### MATERIAL FOR THE TASK
____
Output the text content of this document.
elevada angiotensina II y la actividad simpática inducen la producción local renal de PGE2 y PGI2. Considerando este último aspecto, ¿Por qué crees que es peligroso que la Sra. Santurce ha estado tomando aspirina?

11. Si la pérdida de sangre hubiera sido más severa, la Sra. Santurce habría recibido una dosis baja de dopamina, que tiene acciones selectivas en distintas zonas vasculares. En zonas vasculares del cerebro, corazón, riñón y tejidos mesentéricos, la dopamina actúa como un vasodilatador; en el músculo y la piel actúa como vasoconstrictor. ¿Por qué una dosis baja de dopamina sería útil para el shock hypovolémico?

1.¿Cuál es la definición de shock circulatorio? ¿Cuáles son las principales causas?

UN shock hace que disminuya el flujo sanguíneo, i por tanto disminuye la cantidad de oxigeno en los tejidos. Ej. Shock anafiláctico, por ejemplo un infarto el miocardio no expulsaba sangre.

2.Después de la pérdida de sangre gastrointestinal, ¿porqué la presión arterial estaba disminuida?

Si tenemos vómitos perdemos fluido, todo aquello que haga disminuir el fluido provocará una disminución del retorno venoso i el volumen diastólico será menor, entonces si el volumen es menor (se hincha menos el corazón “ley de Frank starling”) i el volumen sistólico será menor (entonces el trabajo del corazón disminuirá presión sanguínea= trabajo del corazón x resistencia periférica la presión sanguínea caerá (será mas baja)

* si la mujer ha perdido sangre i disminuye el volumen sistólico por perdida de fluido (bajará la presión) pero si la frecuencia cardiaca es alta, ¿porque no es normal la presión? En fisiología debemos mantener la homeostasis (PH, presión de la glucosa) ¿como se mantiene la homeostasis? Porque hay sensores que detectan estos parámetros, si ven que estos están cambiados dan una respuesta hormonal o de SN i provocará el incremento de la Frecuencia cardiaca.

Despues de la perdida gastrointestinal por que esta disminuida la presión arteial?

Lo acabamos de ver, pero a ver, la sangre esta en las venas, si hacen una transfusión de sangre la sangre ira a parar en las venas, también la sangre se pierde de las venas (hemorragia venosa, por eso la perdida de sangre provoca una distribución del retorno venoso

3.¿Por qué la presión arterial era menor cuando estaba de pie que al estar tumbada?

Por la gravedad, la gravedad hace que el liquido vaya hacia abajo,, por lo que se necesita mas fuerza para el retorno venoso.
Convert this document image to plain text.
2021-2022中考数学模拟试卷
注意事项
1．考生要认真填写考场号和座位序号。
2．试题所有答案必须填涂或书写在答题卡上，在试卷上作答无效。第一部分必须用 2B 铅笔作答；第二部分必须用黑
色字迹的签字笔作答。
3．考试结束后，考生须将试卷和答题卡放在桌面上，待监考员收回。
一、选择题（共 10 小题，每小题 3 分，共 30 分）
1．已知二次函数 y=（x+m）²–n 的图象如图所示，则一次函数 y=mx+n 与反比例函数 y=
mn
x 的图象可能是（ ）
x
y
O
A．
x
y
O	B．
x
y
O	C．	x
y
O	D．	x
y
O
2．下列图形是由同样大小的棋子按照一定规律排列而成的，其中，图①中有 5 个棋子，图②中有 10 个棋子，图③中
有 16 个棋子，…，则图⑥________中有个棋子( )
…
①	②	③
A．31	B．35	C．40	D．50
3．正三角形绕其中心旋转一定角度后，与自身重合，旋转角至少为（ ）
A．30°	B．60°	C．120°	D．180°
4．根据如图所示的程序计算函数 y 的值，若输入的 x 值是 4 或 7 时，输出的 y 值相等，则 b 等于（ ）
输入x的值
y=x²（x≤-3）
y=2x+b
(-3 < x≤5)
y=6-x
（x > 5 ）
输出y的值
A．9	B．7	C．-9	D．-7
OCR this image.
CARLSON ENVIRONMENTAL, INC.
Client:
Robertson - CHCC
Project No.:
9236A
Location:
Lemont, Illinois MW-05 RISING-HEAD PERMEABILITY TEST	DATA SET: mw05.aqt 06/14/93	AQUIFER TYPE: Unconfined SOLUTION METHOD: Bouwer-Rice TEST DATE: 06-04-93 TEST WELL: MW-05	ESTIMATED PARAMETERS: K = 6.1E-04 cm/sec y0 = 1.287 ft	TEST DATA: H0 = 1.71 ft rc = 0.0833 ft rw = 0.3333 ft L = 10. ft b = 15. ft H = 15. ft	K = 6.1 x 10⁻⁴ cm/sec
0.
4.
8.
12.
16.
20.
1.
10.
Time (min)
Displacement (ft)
____
### YOUR TASK
Restate the data above word for word, please.

### EXERCISE ANSWER
Output the text content of this document.
elevada angiotensina II y la actividad simpática inducen la producción local renal de PGE2 y PGI2. Considerando este último aspecto, ¿Por qué crees que es peligroso que la Sra. Santurce ha estado tomando aspirina?

11. Si la pérdida de sangre hubiera sido más severa, la Sra. Santurce habría recibido una dosis baja de dopamina, que tiene acciones selectivas en distintas zonas vasculares. En zonas vasculares del cerebro, corazón, riñón y tejidos mesentéricos, la dopamina actúa como un vasodilatador; en el músculo y la piel actúa como vasoconstrictor. ¿Por qué una dosis baja de dopamina sería útil para el shock hypovolémico?

1.¿Cuál es la definición de shock circulatorio? ¿Cuáles son las principales causas?

UN shock hace que disminuya el flujo sanguíneo, i por tanto disminuye la cantidad de oxigeno en los tejidos. Ej. Shock anafiláctico, por ejemplo un infarto el miocardio no expulsaba sangre.

2.Después de la pérdida de sangre gastrointestinal, ¿porqué la presión arterial estaba disminuida?

Si tenemos vómitos perdemos fluido, todo aquello que haga disminuir el fluido provocará una disminución del retorno venoso i el volumen diastólico será menor, entonces si el volumen es menor (se hincha menos el corazón “ley de Frank starling”) i el volumen sistólico será menor (entonces el trabajo del corazón disminuirá presión sanguínea= trabajo del corazón x resistencia periférica la presión sanguínea caerá (será mas baja)

* si la mujer ha perdido sangre i disminuye el volumen sistólico por perdida de fluido (bajará la presión) pero si la frecuencia cardiaca es alta, ¿porque no es normal la presión? En fisiología debemos mantener la homeostasis (PH, presión de la glucosa) ¿como se mantiene la homeostasis? Porque hay sensores que detectan estos parámetros, si ven que estos están cambiados dan una respuesta hormonal o de SN i provocará el incremento de la Frecuencia cardiaca.

Despues de la perdida gastrointestinal por que esta disminuida la presión arteial?

Lo acabamos de ver, pero a ver, la sangre esta en las venas, si hacen una transfusión de sangre la sangre ira a parar en las venas, también la sangre se pierde de las venas (hemorragia venosa, por eso la perdida de sangre provoca una distribución del retorno venoso

3.¿Por qué la presión arterial era menor cuando estaba de pie que al estar tumbada?

Por la gravedad, la gravedad hace que el liquido vaya hacia abajo,, por lo que se necesita mas fuerza para el retorno venoso.
Convert this document image to plain text.
2021-2022中考数学模拟试卷
注意事项
1．考生要认真填写考场号和座位序号。
2．试题所有答案必须填涂或书写在答题卡上，在试卷上作答无效。第一部分必须用 2B 铅笔作答；第二部分必须用黑
色字迹的签字笔作答。
3．考试结束后，考生须将试卷和答题卡放在桌面上，待监考员收回。
一、选择题（共 10 小题，每小题 3 分，共 30 分）
1．已知二次函数 y=（x+m）²–n 的图象如图所示，则一次函数 y=mx+n 与反比例函数 y=
mn
x 的图象可能是（ ）
x
y
O
A．
x
y
O	B．
x
y
O	C．	x
y
O	D．	x
y
O
2．下列图形是由同样大小的棋子按照一定规律排列而成的，其中，图①中有 5 个棋子，图②中有 10 个棋子，图③中
有 16 个棋子，…，则图⑥________中有个棋子( )
…
①	②	③
A．31	B．35	C．40	D．50
3．正三角形绕其中心旋转一定角度后，与自身重合，旋转角至少为（ ）
A．30°	B．60°	C．120°	D．180°
4．根据如图所示的程序计算函数 y 的值，若输入的 x 值是 4 或 7 时，输出的 y 值相等，则 b 等于（ ）
输入x的值
y=x²（x≤-3）
y=2x+b
(-3 < x≤5)
y=6-x
（x > 5 ）
输出y的值
A．9	B．7	C．-9	D．-7
OCR this image.
CARLSON ENVIRONMENTAL, INC.
Client:
Robertson - CHCC
Project No.:
9236A
Location:
Lemont, Illinois MW-05 RISING-HEAD PERMEABILITY TEST	DATA SET: mw05.aqt 06/14/93	AQUIFER TYPE: Unconfined SOLUTION METHOD: Bouwer-Rice TEST DATE: 06-04-93 TEST WELL: MW-05	ESTIMATED PARAMETERS: K = 6.1E-04 cm/sec y0 = 1.287 ft	TEST DATA: H0 = 1.71 ft rc = 0.0833 ft rw = 0.3333 ft L = 10. ft b = 15. ft H = 15. ft	K = 6.1 x 10⁻⁴ cm/sec
0.
4.
8.
12.
16.
20.
1.
10.
Time (min)
Displacement (ft)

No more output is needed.